TASK INSTRUCTIONS: Give back, unchanged, each line from the one containing "What text is on this page?" through the last line of the entries below.

[Data entries]
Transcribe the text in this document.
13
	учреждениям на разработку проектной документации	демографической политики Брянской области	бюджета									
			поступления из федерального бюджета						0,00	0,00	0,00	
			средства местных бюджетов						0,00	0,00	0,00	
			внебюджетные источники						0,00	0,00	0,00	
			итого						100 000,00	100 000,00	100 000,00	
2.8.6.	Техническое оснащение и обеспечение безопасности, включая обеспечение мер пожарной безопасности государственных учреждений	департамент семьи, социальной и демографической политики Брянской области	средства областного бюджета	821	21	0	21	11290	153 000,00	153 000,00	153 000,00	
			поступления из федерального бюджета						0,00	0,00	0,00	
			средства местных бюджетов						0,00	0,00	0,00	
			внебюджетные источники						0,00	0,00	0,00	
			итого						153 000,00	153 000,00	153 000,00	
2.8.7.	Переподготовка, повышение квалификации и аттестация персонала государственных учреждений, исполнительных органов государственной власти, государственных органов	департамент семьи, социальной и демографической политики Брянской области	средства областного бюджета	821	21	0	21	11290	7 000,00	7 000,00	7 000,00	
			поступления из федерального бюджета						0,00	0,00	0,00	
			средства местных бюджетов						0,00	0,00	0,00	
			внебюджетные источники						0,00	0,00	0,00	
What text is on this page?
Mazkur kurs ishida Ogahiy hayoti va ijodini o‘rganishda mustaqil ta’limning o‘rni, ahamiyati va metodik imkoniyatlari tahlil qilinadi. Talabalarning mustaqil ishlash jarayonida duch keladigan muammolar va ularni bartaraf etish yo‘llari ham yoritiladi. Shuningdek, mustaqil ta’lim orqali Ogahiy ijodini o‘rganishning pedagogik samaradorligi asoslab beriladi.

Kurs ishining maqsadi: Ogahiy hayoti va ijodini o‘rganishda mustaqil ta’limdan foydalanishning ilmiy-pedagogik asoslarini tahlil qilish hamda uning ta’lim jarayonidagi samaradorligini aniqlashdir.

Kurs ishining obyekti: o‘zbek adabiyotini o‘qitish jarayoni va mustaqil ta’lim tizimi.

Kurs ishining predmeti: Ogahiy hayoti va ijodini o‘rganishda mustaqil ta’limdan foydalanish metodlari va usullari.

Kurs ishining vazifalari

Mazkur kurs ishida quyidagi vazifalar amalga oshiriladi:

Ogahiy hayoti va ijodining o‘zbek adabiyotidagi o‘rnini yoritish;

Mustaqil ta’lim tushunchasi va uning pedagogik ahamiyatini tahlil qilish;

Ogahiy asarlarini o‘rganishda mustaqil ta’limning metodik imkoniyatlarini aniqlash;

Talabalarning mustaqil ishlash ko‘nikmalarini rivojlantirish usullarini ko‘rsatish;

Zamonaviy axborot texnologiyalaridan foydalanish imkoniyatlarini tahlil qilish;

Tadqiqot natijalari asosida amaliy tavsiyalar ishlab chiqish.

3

EXERCISE RESULT:
What text is on this page?
Mazkur kurs ishida Ogahiy hayoti va ijodini o‘rganishda mustaqil ta’limning o‘rni, ahamiyati va metodik imkoniyatlari tahlil qilinadi. Talabalarning mustaqil ishlash jarayonida duch keladigan muammolar va ularni bartaraf etish yo‘llari ham yoritiladi. Shuningdek, mustaqil ta’lim orqali Ogahiy ijodini o‘rganishning pedagogik samaradorligi asoslab beriladi.

Kurs ishining maqsadi: Ogahiy hayoti va ijodini o‘rganishda mustaqil ta’limdan foydalanishning ilmiy-pedagogik asoslarini tahlil qilish hamda uning ta’lim jarayonidagi samaradorligini aniqlashdir.

Kurs ishining obyekti: o‘zbek adabiyotini o‘qitish jarayoni va mustaqil ta’lim tizimi.

Kurs ishining predmeti: Ogahiy hayoti va ijodini o‘rganishda mustaqil ta’limdan foydalanish metodlari va usullari.

Kurs ishining vazifalari

Mazkur kurs ishida quyidagi vazifalar amalga oshiriladi:

Ogahiy hayoti va ijodining o‘zbek adabiyotidagi o‘rnini yoritish;

Mustaqil ta’lim tushunchasi va uning pedagogik ahamiyatini tahlil qilish;

Ogahiy asarlarini o‘rganishda mustaqil ta’limning metodik imkoniyatlarini aniqlash;

Talabalarning mustaqil ishlash ko‘nikmalarini rivojlantirish usullarini ko‘rsatish;

Zamonaviy axborot texnologiyalaridan foydalanish imkoniyatlarini tahlil qilish;

Tadqiqot natijalari asosida amaliy tavsiyalar ishlab chiqish.

3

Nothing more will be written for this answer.